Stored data

[BEGIN]

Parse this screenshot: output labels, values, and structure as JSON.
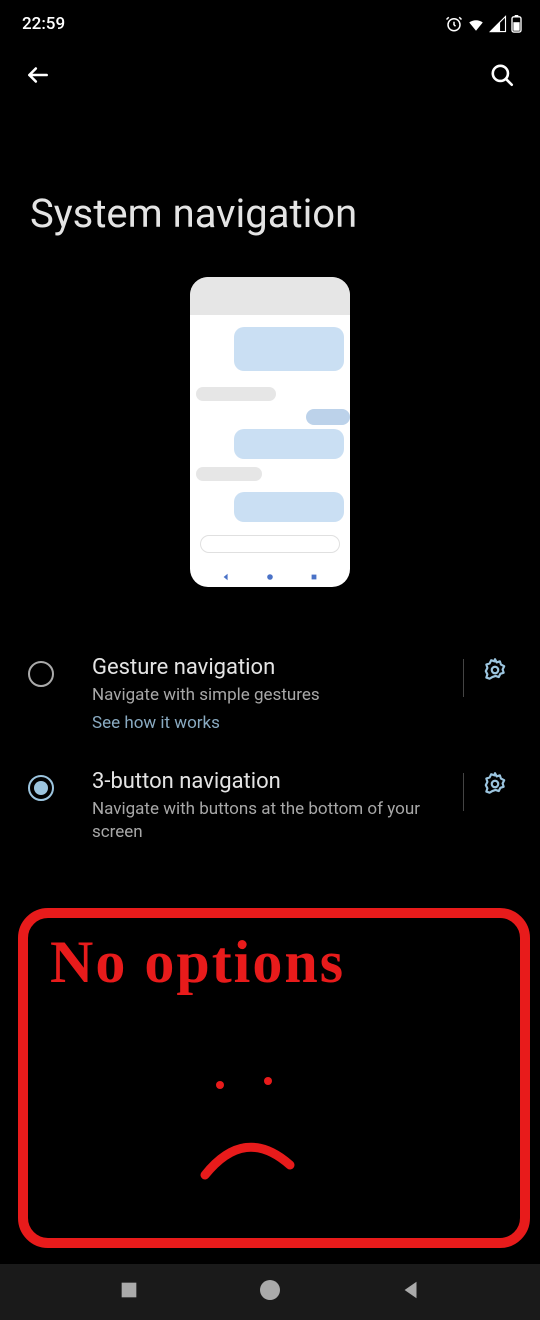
{
  "status": {
    "time": "22:59"
  },
  "header": {
    "title": "System navigation"
  },
  "options": {
    "gesture": {
      "title": "Gesture navigation",
      "desc": "Navigate with simple gestures",
      "link": "See how it works",
      "selected": false
    },
    "three_button": {
      "title": "3-button navigation",
      "desc": "Navigate with buttons at the bottom of your screen",
      "selected": true
    }
  },
  "annotation": {
    "text": "No options"
  }
}
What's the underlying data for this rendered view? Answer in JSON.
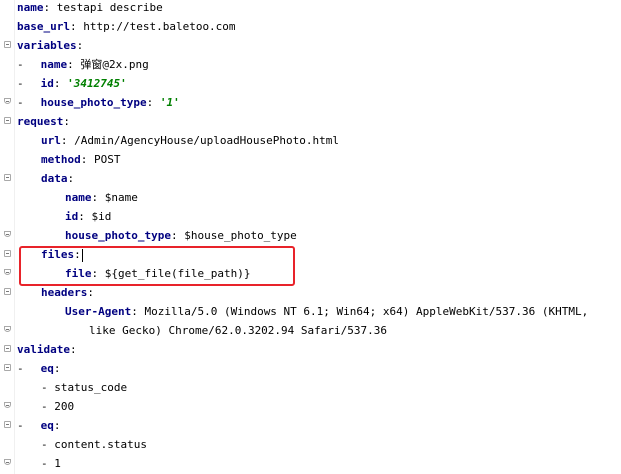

[END]

Quote the entries above word for word. Leave the images out.

→ Correct response:
Parse this screenshot: output labels, values, and structure as JSON.
{
  "status": {
    "time": "22:59"
  },
  "header": {
    "title": "System navigation"
  },
  "options": {
    "gesture": {
      "title": "Gesture navigation",
      "desc": "Navigate with simple gestures",
      "link": "See how it works",
      "selected": false
    },
    "three_button": {
      "title": "3-button navigation",
      "desc": "Navigate with buttons at the bottom of your screen",
      "selected": true
    }
  },
  "annotation": {
    "text": "No options"
  }
}
What's the underlying data for this rendered view? Answer in JSON.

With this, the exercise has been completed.